▶ Work to complete
Translate this sentence from the text about the service panic into Spanish: "I've managed to reproduce this by running the service locally, which access neo, bombarding it with requests to reproduce production behaviour and in the middle blocking access to neo, and then restoring it."

▶ Excerpted text
====================

We noticed that every time a neo instance restarts our service get a panic, while investigating i found out that the panic doesn't happen when the neo is down, but rather when it recovers. I've managed to reproduce this by running the service locally, which access neo, bombarding it with requests to reproduce production behaviour and in the middle blocking access to neo, and then restoring it.

This only happens under high load when there are requests from multiple go routines after the connection was lost and is being reestablished,

To simulate this behaviour in testing I've created a test that opens a 100 go routines that close connection to neo and then try to execute a query, we have an error wrapper for closed connection that we reestablish in such case, and if session.Run would return an error we could handle it, however it throws a panic due to some race condition with thread unsafe buffer usage, the only solution for this would be to add a mutex that would let one go routine at a time run, but it would heavily slow down our process.

The test function

func (s *DriverTestSuite) TestMultithreadedQueryRequestsWithConnectionRecovery() {
    s.driver.Close(s.ctx)
    count := 100
    wg := &sync.WaitGroup{}
    wg.Add(count)

    for i := 0; i < count; i++ {

        go func(wg *sync.WaitGroup, i int, s *DriverTestSuite) {
            defer wg.Done()
            s.driver.Close(s.ctx)

====================

Saved entries:
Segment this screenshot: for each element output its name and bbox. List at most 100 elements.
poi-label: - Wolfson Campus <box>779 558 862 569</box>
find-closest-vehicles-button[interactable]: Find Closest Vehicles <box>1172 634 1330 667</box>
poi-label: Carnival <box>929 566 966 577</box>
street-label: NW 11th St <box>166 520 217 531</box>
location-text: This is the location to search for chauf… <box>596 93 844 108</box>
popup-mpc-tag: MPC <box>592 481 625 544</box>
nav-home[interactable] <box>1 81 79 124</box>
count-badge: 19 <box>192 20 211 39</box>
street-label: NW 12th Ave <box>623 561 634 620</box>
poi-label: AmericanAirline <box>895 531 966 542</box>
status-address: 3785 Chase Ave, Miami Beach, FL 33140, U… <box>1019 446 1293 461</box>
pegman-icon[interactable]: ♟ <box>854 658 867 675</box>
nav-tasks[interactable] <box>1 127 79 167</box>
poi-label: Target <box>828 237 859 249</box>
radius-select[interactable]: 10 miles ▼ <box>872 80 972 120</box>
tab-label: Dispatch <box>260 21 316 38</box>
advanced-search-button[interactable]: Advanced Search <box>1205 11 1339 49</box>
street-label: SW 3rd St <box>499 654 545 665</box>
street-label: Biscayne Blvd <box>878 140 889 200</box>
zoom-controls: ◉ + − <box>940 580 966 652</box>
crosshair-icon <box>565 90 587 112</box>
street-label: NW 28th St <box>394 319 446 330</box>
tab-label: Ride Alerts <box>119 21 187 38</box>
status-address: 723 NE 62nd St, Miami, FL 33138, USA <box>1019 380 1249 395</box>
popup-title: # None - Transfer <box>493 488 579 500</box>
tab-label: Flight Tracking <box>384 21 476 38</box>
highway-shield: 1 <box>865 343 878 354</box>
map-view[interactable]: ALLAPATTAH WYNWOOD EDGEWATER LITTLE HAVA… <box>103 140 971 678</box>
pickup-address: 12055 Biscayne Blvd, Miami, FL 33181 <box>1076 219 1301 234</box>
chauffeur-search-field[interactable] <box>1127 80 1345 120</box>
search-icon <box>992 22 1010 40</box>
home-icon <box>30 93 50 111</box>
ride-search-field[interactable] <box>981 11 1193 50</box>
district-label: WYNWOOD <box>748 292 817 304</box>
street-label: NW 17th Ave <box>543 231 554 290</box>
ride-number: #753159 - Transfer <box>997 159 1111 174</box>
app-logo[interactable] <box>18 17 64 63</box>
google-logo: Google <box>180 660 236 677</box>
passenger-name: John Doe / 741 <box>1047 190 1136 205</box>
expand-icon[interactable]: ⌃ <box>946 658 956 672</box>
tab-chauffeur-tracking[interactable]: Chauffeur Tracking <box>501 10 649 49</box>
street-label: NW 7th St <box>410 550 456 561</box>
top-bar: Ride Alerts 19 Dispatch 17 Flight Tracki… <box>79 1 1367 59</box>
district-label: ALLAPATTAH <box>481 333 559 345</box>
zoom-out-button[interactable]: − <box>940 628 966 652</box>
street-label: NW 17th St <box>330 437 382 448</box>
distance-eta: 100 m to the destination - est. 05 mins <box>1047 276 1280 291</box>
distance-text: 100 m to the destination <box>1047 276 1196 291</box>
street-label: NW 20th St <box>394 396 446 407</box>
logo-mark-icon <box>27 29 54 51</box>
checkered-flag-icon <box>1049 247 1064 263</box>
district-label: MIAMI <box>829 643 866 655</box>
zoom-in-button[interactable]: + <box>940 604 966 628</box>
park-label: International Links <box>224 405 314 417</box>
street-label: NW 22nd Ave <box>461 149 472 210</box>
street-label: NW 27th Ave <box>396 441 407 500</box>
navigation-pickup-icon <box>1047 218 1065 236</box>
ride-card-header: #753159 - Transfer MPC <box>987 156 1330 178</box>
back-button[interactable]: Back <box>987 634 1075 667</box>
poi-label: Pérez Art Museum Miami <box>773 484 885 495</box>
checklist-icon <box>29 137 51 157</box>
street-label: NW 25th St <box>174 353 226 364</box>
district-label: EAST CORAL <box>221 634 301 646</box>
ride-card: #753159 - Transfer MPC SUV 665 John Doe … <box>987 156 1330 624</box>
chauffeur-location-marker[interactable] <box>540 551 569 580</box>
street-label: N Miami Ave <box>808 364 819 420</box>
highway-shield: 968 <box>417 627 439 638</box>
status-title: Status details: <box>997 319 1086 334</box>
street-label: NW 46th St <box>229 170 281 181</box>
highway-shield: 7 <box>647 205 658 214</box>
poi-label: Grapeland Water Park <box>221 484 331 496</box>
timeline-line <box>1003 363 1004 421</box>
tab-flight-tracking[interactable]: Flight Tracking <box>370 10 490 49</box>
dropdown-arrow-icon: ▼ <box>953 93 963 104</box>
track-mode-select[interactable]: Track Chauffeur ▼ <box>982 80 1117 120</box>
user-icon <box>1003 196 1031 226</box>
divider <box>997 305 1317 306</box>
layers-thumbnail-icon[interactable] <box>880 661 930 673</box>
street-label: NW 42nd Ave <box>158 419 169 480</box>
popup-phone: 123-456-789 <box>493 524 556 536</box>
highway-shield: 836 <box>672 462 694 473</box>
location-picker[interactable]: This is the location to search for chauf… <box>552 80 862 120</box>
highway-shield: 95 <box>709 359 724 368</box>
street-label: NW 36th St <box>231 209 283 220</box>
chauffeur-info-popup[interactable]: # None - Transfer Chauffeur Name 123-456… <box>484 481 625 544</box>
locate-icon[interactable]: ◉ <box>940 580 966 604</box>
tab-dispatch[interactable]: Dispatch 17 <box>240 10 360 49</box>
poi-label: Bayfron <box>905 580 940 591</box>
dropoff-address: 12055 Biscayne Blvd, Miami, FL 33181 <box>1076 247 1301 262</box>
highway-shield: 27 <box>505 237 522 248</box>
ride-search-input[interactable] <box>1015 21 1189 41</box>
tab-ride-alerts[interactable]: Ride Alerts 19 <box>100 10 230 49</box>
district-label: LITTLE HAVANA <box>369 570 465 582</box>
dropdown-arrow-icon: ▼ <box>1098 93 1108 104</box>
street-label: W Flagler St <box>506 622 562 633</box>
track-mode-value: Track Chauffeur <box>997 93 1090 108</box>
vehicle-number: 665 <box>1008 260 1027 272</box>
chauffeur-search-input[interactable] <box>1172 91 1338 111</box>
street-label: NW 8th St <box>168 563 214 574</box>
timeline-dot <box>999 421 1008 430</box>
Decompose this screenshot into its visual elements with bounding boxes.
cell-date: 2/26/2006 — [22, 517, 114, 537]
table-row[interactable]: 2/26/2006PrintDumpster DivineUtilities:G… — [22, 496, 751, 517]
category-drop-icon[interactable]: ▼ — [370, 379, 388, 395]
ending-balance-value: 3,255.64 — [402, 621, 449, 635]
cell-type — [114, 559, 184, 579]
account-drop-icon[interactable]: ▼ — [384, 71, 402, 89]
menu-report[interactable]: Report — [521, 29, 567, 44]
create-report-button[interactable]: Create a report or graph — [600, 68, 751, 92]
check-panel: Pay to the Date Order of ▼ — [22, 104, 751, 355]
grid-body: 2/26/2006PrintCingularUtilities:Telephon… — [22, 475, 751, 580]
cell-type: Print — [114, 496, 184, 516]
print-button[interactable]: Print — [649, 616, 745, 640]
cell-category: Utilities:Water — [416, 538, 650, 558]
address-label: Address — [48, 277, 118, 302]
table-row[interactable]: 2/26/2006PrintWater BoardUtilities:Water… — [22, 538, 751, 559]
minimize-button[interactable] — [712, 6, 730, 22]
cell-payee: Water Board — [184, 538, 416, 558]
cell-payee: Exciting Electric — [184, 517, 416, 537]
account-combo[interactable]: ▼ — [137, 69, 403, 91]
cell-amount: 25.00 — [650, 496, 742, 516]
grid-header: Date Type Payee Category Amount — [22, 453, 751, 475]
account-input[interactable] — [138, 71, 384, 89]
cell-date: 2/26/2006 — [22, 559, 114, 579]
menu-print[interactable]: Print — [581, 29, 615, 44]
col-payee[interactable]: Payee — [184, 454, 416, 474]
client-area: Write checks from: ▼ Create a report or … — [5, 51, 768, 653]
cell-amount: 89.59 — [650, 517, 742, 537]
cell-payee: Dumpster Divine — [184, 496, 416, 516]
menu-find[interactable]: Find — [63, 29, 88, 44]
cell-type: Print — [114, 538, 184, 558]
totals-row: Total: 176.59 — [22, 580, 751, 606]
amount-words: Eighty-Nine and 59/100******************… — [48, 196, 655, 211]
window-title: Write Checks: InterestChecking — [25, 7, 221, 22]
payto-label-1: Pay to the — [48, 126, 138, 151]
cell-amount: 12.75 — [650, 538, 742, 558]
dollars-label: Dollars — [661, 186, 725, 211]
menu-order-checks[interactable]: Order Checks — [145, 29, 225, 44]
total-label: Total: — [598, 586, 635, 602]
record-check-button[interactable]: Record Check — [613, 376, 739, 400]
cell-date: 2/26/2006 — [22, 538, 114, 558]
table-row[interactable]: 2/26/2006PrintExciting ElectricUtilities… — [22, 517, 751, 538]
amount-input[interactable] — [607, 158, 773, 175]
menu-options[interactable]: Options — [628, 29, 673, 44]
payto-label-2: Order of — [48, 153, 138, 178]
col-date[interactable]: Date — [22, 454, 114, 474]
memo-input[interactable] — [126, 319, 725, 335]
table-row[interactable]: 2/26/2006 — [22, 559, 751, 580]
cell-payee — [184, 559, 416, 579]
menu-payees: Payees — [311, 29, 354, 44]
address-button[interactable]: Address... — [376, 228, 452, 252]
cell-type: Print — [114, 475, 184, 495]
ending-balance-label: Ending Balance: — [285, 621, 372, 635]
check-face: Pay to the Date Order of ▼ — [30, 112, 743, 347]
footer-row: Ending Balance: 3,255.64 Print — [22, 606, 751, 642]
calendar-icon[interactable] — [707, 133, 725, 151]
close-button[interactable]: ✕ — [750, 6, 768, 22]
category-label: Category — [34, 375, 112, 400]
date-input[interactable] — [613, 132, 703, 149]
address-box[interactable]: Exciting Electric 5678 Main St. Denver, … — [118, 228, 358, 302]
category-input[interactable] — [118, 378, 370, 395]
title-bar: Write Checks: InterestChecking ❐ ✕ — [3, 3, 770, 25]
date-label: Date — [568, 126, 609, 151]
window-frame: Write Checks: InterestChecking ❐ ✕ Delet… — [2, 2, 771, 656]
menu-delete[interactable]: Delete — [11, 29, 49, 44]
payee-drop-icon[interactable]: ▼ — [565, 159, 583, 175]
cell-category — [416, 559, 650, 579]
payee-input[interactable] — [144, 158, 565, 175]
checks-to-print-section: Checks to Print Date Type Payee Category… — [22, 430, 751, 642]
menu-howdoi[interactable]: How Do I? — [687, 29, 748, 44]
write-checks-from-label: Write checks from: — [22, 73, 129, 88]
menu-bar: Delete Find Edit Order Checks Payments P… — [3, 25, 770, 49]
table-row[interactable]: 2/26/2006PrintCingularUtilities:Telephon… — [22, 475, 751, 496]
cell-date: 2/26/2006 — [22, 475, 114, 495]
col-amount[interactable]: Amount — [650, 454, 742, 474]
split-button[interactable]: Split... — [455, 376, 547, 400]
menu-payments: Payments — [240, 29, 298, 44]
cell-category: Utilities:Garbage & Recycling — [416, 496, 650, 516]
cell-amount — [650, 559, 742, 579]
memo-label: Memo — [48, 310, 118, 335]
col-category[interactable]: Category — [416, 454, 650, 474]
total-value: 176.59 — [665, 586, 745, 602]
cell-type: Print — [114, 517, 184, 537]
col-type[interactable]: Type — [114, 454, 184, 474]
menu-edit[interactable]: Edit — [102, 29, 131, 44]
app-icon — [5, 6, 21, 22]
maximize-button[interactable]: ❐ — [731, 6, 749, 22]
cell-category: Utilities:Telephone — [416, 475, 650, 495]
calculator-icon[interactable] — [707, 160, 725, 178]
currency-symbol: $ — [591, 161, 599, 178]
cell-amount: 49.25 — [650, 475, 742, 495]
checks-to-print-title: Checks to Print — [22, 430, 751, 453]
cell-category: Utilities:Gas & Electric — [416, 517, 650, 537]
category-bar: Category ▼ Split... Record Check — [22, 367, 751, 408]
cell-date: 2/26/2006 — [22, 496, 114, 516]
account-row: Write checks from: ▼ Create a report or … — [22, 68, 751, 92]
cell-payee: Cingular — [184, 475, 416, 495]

====================

▶ Complete answer
Logré reproducir esto ejecutando el servicio localmente, que accede a neo, bombardeándolo con solicitudes para reproducir el comportamiento de producción y, a la mitad, bloqueando el acceso a neo y luego restableciéndolo.